*Your goal*: Lift out each line of the data that holds "PHÒNG".

*Extracted information*:
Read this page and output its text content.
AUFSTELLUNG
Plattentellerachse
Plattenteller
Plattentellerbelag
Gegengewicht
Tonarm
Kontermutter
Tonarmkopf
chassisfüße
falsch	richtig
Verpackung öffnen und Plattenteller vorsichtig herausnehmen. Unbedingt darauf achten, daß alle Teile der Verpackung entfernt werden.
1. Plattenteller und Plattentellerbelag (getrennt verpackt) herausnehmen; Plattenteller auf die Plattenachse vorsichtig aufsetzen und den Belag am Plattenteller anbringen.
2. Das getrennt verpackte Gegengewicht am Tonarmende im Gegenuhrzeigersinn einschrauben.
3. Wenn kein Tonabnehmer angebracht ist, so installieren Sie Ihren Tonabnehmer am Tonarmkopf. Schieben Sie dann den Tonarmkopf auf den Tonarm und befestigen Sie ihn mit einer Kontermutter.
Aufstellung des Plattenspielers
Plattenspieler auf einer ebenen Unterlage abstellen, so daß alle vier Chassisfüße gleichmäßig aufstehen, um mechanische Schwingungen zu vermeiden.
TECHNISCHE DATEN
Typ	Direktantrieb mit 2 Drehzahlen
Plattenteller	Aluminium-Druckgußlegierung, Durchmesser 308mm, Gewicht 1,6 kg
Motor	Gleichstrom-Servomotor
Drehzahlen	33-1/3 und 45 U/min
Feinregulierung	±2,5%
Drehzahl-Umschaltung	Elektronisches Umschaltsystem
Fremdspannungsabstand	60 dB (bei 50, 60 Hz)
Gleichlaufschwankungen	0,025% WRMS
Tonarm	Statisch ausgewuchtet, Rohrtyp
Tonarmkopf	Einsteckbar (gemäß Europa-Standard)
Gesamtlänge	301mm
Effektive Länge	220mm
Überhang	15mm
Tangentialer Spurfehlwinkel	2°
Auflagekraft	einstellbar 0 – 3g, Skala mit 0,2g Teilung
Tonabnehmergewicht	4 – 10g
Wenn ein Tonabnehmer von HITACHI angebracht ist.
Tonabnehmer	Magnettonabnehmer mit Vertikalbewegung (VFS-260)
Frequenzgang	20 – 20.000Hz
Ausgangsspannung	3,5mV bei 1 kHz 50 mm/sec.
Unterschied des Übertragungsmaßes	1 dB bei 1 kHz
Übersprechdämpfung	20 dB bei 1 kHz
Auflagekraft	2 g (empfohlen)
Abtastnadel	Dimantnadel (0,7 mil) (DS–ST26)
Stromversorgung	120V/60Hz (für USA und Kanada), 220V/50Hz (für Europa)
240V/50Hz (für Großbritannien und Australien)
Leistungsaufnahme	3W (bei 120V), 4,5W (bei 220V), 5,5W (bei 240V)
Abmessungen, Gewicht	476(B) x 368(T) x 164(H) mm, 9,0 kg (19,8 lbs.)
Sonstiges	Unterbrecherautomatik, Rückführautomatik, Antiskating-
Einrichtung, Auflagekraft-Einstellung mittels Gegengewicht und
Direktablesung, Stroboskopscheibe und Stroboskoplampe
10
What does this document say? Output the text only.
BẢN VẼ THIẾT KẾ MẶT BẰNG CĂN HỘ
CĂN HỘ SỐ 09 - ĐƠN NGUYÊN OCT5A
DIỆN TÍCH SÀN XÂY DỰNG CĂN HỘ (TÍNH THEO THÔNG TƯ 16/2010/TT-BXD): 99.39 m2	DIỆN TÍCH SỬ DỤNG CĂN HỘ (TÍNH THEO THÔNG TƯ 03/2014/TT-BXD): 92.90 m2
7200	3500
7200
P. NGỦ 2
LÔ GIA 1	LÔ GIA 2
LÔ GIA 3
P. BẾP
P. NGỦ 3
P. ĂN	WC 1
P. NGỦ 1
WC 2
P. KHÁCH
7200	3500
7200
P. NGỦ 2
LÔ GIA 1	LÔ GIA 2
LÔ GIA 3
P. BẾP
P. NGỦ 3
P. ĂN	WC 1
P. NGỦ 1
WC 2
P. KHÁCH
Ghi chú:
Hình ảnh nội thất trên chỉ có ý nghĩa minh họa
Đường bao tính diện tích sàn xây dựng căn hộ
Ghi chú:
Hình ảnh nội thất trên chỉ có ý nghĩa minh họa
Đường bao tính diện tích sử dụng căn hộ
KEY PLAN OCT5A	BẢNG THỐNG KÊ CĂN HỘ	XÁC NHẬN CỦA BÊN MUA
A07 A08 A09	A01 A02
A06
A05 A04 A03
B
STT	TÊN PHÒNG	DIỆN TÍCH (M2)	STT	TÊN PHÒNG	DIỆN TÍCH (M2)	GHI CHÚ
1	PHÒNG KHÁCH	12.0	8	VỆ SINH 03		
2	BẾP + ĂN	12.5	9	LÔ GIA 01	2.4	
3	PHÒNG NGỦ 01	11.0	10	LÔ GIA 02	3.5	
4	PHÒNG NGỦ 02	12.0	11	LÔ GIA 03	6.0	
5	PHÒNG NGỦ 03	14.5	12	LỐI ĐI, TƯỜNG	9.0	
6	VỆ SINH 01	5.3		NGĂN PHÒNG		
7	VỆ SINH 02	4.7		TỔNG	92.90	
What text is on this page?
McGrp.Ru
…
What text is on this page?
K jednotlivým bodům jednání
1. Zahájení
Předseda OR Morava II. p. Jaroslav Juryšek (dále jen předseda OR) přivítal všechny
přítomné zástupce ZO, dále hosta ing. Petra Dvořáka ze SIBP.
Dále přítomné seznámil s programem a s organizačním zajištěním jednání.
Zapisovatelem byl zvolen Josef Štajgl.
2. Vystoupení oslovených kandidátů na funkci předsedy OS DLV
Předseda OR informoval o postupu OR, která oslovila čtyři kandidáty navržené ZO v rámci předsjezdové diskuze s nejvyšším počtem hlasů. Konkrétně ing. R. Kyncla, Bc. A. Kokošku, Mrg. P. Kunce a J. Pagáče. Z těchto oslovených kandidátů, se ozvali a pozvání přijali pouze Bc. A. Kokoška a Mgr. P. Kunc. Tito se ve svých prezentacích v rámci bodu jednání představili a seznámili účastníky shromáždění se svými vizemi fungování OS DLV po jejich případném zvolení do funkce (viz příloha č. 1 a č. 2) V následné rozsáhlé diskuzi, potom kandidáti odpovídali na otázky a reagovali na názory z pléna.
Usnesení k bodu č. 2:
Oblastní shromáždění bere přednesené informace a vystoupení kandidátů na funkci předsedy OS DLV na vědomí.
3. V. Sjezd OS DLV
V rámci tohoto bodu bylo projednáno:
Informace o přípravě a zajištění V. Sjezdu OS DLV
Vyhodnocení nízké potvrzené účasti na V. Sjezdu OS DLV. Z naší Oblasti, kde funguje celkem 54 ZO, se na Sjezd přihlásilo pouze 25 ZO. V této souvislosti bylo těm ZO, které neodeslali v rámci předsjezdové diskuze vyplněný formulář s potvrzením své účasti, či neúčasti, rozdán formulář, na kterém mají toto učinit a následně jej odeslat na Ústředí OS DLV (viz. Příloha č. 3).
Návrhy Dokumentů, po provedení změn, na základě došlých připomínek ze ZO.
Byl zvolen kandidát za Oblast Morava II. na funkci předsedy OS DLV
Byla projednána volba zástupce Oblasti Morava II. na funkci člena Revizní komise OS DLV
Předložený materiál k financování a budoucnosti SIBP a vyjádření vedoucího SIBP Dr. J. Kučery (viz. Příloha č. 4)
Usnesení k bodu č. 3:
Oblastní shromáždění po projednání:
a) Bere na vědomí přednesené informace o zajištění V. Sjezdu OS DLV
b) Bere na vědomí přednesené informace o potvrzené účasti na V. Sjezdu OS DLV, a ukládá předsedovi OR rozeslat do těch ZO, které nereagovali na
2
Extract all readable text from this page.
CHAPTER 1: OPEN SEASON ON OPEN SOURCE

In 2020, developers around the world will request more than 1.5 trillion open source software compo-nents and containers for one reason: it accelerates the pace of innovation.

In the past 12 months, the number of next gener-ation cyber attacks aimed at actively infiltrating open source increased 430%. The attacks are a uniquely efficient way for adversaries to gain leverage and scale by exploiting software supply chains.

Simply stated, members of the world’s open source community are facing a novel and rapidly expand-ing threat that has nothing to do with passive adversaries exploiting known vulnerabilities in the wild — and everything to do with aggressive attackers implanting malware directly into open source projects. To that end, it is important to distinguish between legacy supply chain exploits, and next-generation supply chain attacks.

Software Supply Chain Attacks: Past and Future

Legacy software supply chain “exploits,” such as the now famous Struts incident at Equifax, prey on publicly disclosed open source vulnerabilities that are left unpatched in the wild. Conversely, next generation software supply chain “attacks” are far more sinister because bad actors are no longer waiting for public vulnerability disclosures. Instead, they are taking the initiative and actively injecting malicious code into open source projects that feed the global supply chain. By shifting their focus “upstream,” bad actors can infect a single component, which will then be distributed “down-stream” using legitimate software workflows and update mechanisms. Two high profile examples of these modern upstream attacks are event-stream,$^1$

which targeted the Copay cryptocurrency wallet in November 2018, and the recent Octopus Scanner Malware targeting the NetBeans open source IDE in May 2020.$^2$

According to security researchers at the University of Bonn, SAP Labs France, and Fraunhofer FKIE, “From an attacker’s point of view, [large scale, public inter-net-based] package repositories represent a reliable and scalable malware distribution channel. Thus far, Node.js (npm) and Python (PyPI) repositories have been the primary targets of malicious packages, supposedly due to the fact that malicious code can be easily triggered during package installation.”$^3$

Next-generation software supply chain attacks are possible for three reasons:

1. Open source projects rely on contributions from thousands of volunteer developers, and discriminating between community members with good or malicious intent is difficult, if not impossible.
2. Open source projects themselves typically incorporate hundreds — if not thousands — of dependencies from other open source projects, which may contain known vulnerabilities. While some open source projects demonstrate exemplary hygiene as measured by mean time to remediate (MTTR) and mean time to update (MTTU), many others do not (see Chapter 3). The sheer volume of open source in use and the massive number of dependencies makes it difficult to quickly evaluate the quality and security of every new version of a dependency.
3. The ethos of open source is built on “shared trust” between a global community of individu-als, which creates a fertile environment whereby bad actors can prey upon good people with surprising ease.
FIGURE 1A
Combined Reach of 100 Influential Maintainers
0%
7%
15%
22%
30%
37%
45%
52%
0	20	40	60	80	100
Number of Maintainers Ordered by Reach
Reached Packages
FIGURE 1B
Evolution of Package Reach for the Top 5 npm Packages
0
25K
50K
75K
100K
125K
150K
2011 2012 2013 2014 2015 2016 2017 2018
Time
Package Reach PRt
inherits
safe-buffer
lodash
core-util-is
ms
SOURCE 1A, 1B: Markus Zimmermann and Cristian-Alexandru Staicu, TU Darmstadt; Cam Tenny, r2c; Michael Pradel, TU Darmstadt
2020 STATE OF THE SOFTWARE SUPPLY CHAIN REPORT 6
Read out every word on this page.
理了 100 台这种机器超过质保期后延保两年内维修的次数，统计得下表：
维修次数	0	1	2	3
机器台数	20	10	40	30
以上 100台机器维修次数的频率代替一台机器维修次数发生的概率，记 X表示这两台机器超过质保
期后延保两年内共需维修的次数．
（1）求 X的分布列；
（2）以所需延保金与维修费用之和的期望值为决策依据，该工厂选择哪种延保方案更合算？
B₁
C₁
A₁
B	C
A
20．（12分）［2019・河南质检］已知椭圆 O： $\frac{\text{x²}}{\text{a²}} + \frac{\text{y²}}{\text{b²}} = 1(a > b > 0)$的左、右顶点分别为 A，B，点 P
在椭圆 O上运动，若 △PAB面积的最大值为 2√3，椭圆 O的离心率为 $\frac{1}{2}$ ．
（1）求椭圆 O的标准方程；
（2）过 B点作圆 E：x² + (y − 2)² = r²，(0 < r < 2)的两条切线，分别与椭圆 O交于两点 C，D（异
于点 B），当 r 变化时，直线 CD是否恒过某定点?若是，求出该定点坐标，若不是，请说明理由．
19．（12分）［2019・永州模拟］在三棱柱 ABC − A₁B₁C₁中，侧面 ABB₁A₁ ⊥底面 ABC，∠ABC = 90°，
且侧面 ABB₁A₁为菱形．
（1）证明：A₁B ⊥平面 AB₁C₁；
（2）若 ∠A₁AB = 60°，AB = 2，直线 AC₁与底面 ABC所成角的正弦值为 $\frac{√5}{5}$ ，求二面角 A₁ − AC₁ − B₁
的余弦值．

*In response*:
STT	TÊN PHÒNG	DIỆN TÍCH (M2)	STT	TÊN PHÒNG	DIỆN TÍCH (M2)	GHI CHÚ
1	PHÒNG KHÁCH	12.0	8	VỆ SINH 03		
3	PHÒNG NGỦ 01	11.0	10	LÔ GIA 02	3.5	
4	PHÒNG NGỦ 02	12.0	11	LÔ GIA 03	6.0	
5	PHÒNG NGỦ 03	14.5	12	LỐI ĐI, TƯỜNG	9.0	
6	VỆ SINH 01	5.3		NGĂN PHÒNG		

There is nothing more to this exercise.